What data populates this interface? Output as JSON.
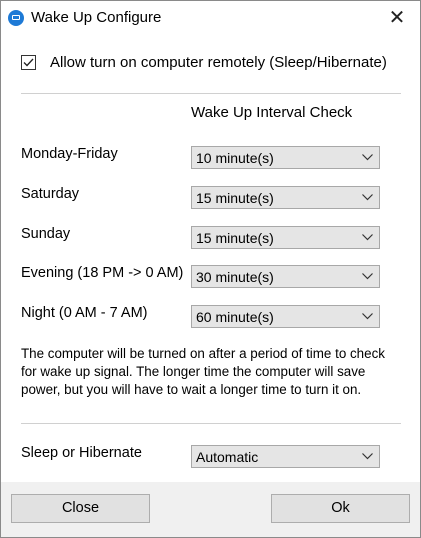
{
  "window": {
    "title": "Wake Up Configure",
    "close_glyph": "✕",
    "icon": "app-icon"
  },
  "allow_remote": {
    "label": "Allow turn on computer remotely (Sleep/Hibernate)",
    "checked": true
  },
  "interval_header": "Wake Up Interval Check",
  "schedule": [
    {
      "label": "Monday-Friday",
      "value": "10 minute(s)"
    },
    {
      "label": "Saturday",
      "value": "15 minute(s)"
    },
    {
      "label": "Sunday",
      "value": "15 minute(s)"
    },
    {
      "label": "Evening (18 PM -> 0 AM)",
      "value": "30 minute(s)"
    },
    {
      "label": "Night (0 AM - 7 AM)",
      "value": "60 minute(s)"
    }
  ],
  "note": "The computer will be turned on after a period of time to check for wake up signal. The longer time the computer will save power, but you will have to wait a longer time to turn it on.",
  "sleep_mode": {
    "label": "Sleep or Hibernate",
    "value": "Automatic"
  },
  "buttons": {
    "close": "Close",
    "ok": "Ok"
  }
}
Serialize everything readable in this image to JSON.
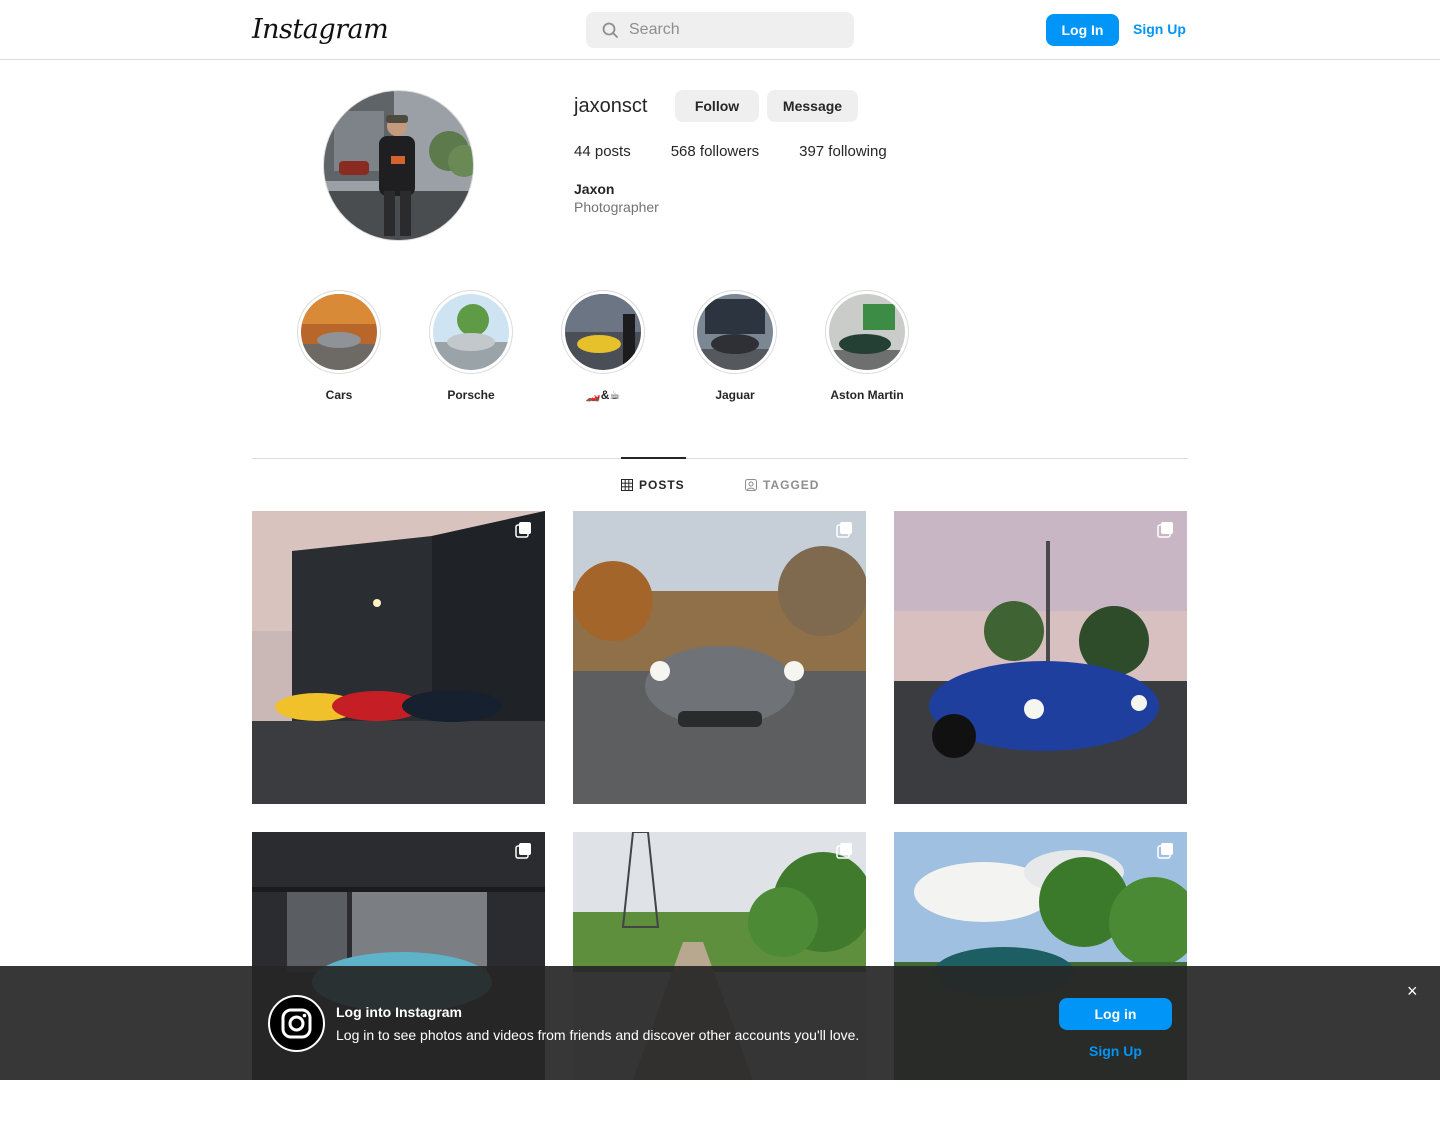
{
  "topnav": {
    "logo_text": "Instagram",
    "search_placeholder": "Search",
    "login_label": "Log In",
    "signup_label": "Sign Up"
  },
  "profile": {
    "username": "jaxonsct",
    "follow_label": "Follow",
    "message_label": "Message",
    "posts": "44 posts",
    "followers": "568 followers",
    "following": "397 following",
    "full_name": "Jaxon",
    "bio": "Photographer"
  },
  "highlights": [
    {
      "label": "Cars"
    },
    {
      "label": "Porsche"
    },
    {
      "label": "🏎️&☕"
    },
    {
      "label": "Jaguar"
    },
    {
      "label": "Aston Martin"
    }
  ],
  "tabs": {
    "posts_label": "POSTS",
    "tagged_label": "TAGGED"
  },
  "banner": {
    "title": "Log into Instagram",
    "subtitle": "Log in to see photos and videos from friends and discover other accounts you'll love.",
    "login_label": "Log in",
    "signup_label": "Sign Up",
    "close_glyph": "×"
  },
  "colors": {
    "accent": "#0095f6",
    "border": "#dbdbdb",
    "button_bg": "#efefef"
  }
}
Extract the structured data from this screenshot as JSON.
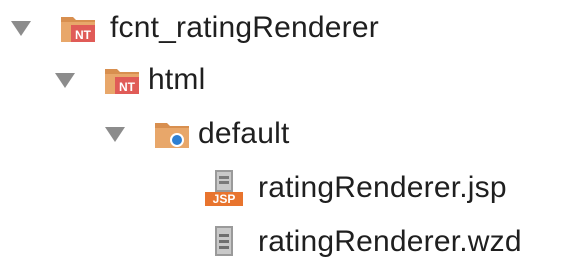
{
  "tree": {
    "root": {
      "label": "fcnt_ratingRenderer",
      "icon": "module-folder-icon",
      "badge": "NT",
      "expanded": true
    },
    "html_folder": {
      "label": "html",
      "icon": "module-folder-icon",
      "badge": "NT",
      "expanded": true
    },
    "default_folder": {
      "label": "default",
      "icon": "package-folder-icon",
      "expanded": true
    },
    "files": [
      {
        "label": "ratingRenderer.jsp",
        "icon": "jsp-file-icon",
        "badge": "JSP"
      },
      {
        "label": "ratingRenderer.wzd",
        "icon": "text-file-icon"
      }
    ]
  },
  "colors": {
    "arrow": "#8c8c8c",
    "folder": "#e8a76a",
    "folder_dark": "#d88f4f",
    "nt_badge": "#e05b57",
    "jsp_badge": "#e8742e",
    "package_dot": "#2d7fd3",
    "text": "#1f1f1f"
  }
}
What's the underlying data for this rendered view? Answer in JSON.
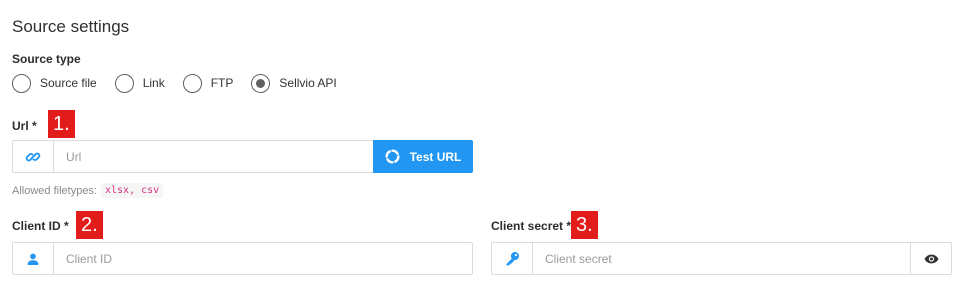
{
  "section_title": "Source settings",
  "source_type": {
    "label": "Source type",
    "options": [
      {
        "label": "Source file",
        "checked": false
      },
      {
        "label": "Link",
        "checked": false
      },
      {
        "label": "FTP",
        "checked": false
      },
      {
        "label": "Sellvio API",
        "checked": true
      }
    ]
  },
  "url": {
    "label": "Url *",
    "badge": "1.",
    "placeholder": "Url",
    "value": "",
    "test_button": "Test URL",
    "allowed_label": "Allowed filetypes:",
    "allowed_types": "xlsx, csv"
  },
  "client_id": {
    "label": "Client ID *",
    "badge": "2.",
    "placeholder": "Client ID",
    "value": ""
  },
  "client_secret": {
    "label": "Client secret *",
    "badge": "3.",
    "placeholder": "Client secret",
    "value": ""
  },
  "colors": {
    "accent": "#2196f3",
    "badge": "#e21b1b",
    "code": "#d63384"
  },
  "icons": [
    "link-icon",
    "spinner-icon",
    "user-icon",
    "key-icon",
    "eye-icon"
  ]
}
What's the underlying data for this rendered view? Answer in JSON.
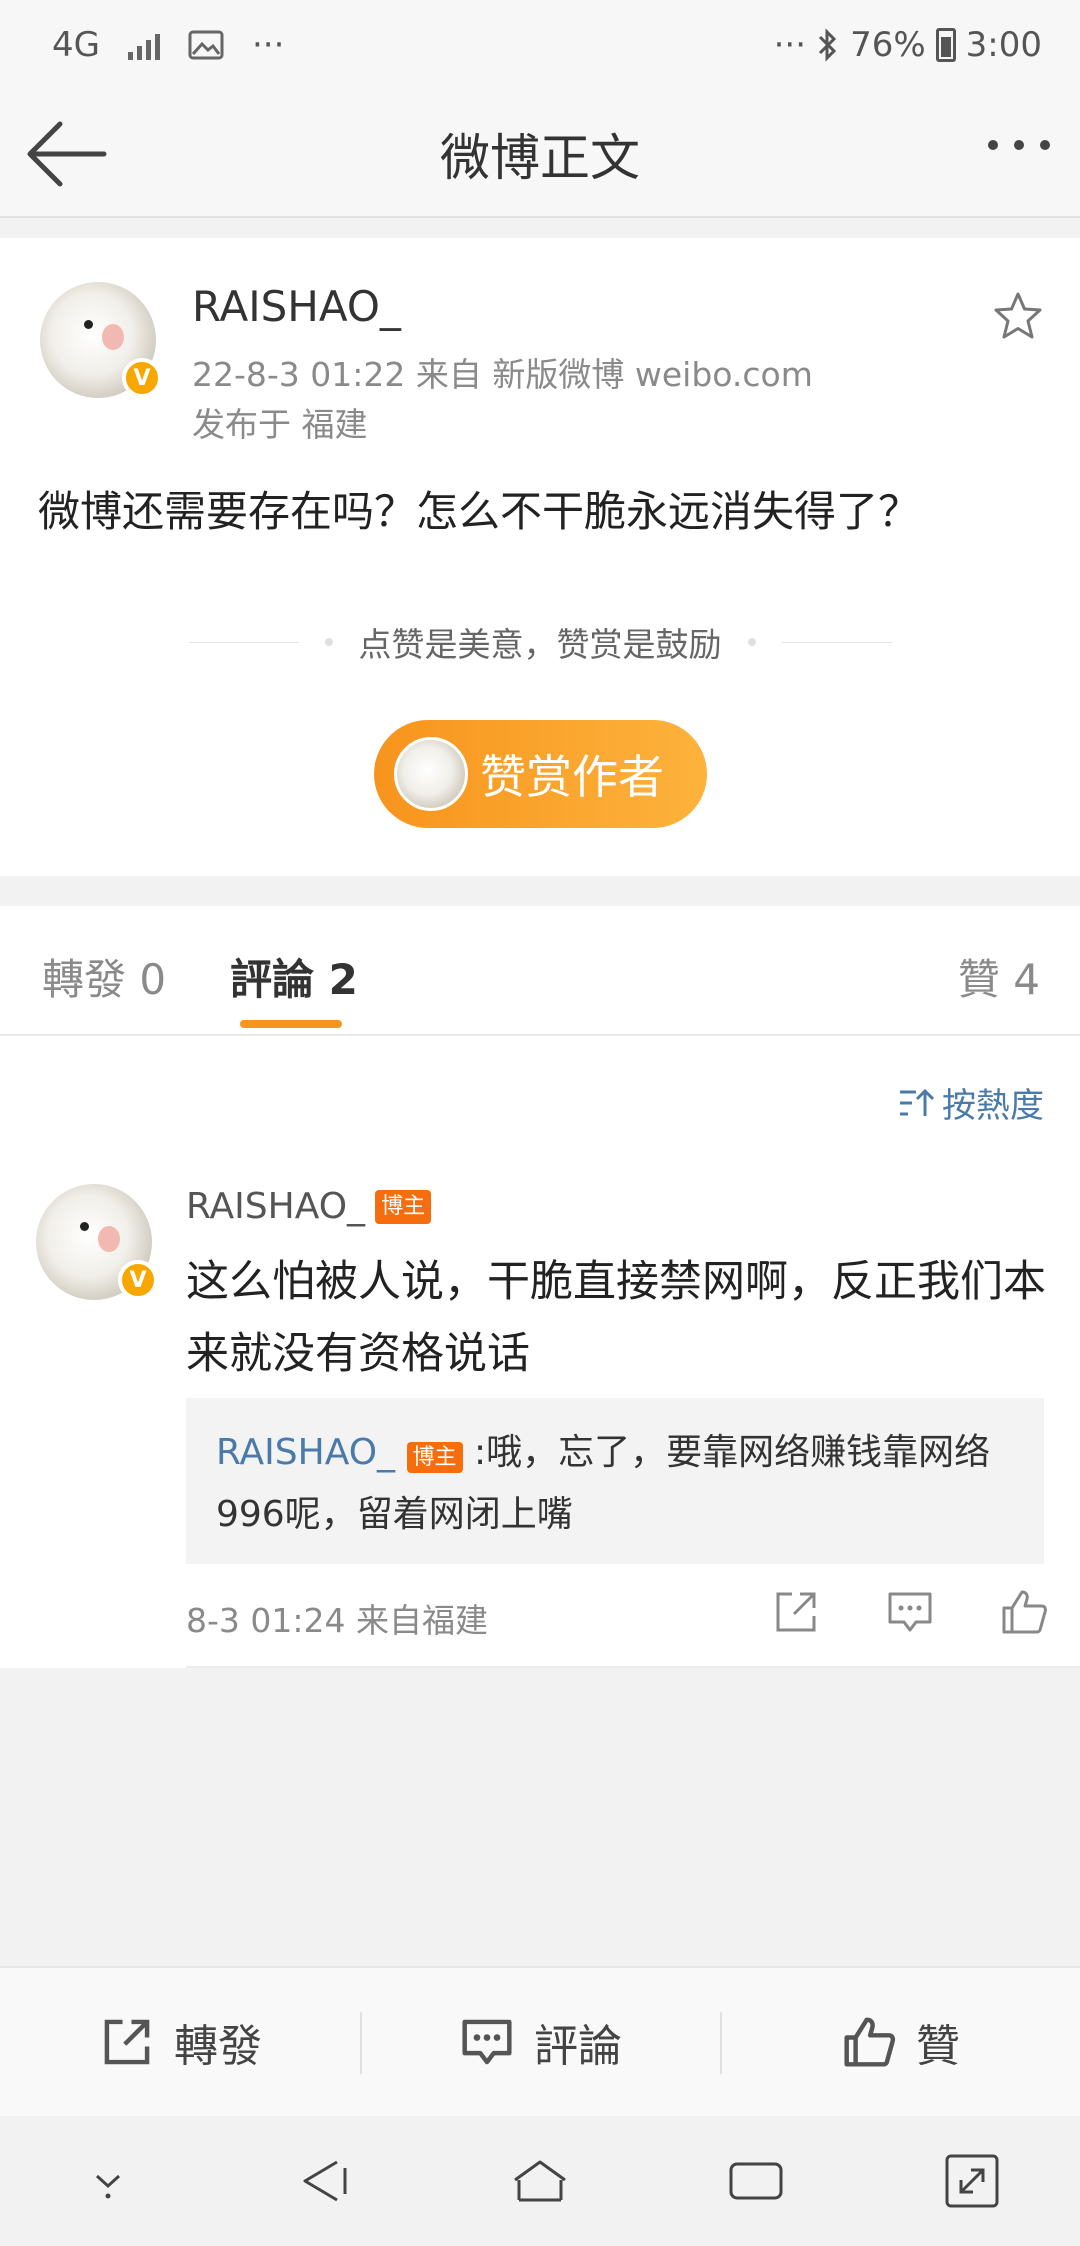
{
  "status_bar": {
    "network": "4G",
    "more": "···",
    "more_right": "···",
    "battery_percent": "76%",
    "time": "3:00"
  },
  "navbar": {
    "title": "微博正文"
  },
  "post": {
    "author": "RAISHAO_",
    "verified_badge": "V",
    "meta": "22-8-3 01:22   来自 新版微博 weibo.com",
    "location": "发布于 福建",
    "text": "微博还需要存在吗？怎么不干脆永远消失得了？",
    "reward_hint": "点赞是美意，赞赏是鼓励",
    "reward_button": "赞赏作者"
  },
  "tabs": {
    "repost": "轉發 0",
    "comment": "評論 2",
    "like": "贊 4"
  },
  "comments": {
    "sort_label": "按熱度",
    "items": [
      {
        "author": "RAISHAO_",
        "badge": "博主",
        "verified_badge": "V",
        "text": "这么怕被人说，干脆直接禁网啊，反正我们本来就没有资格说话",
        "reply": {
          "author": "RAISHAO_",
          "badge": "博主",
          "text": ":哦，忘了，要靠网络赚钱靠网络996呢，留着网闭上嘴"
        },
        "footer": "8-3 01:24  来自福建"
      }
    ]
  },
  "toolbar": {
    "repost": "轉發",
    "comment": "評論",
    "like": "贊"
  },
  "colors": {
    "accent_orange": "#f7941d",
    "link_blue": "#4a7aaa",
    "badge_orange": "#f56d0c",
    "verified_yellow": "#f7a700"
  }
}
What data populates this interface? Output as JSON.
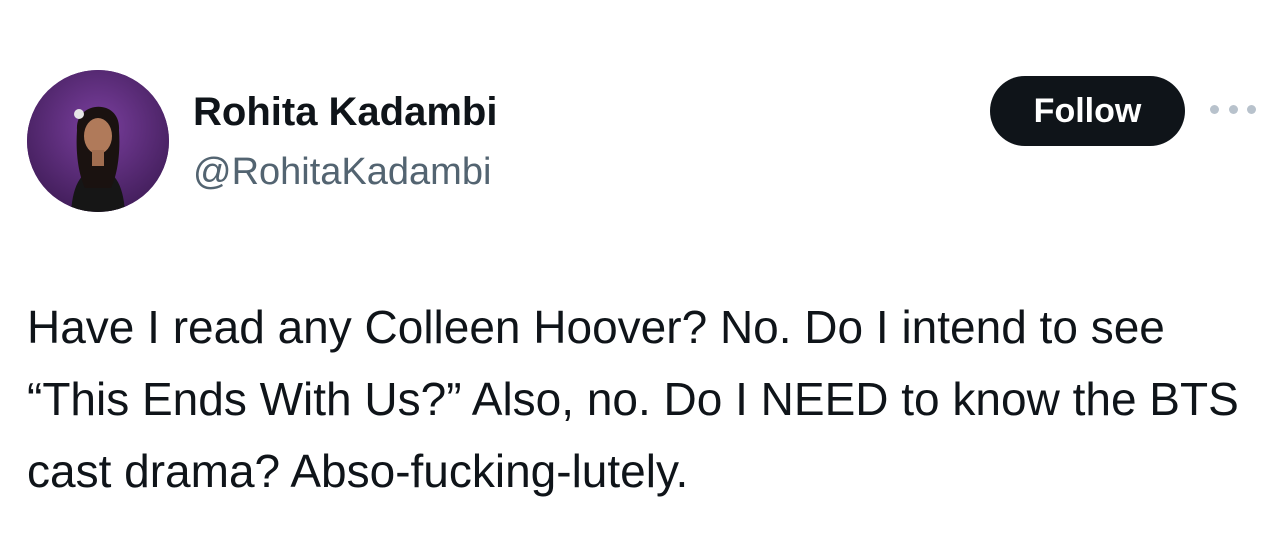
--------
**PROBLEM TO WORK ON**.
Pick out and copy every line that contains the word "time".

**ANSWER BELOW**.
  "note": "The computer will be turned on after a period of time to check for wake up signal. The longer time the computer will save power, but you will have to wait a longer time to turn it on.",
    "time": "3:00"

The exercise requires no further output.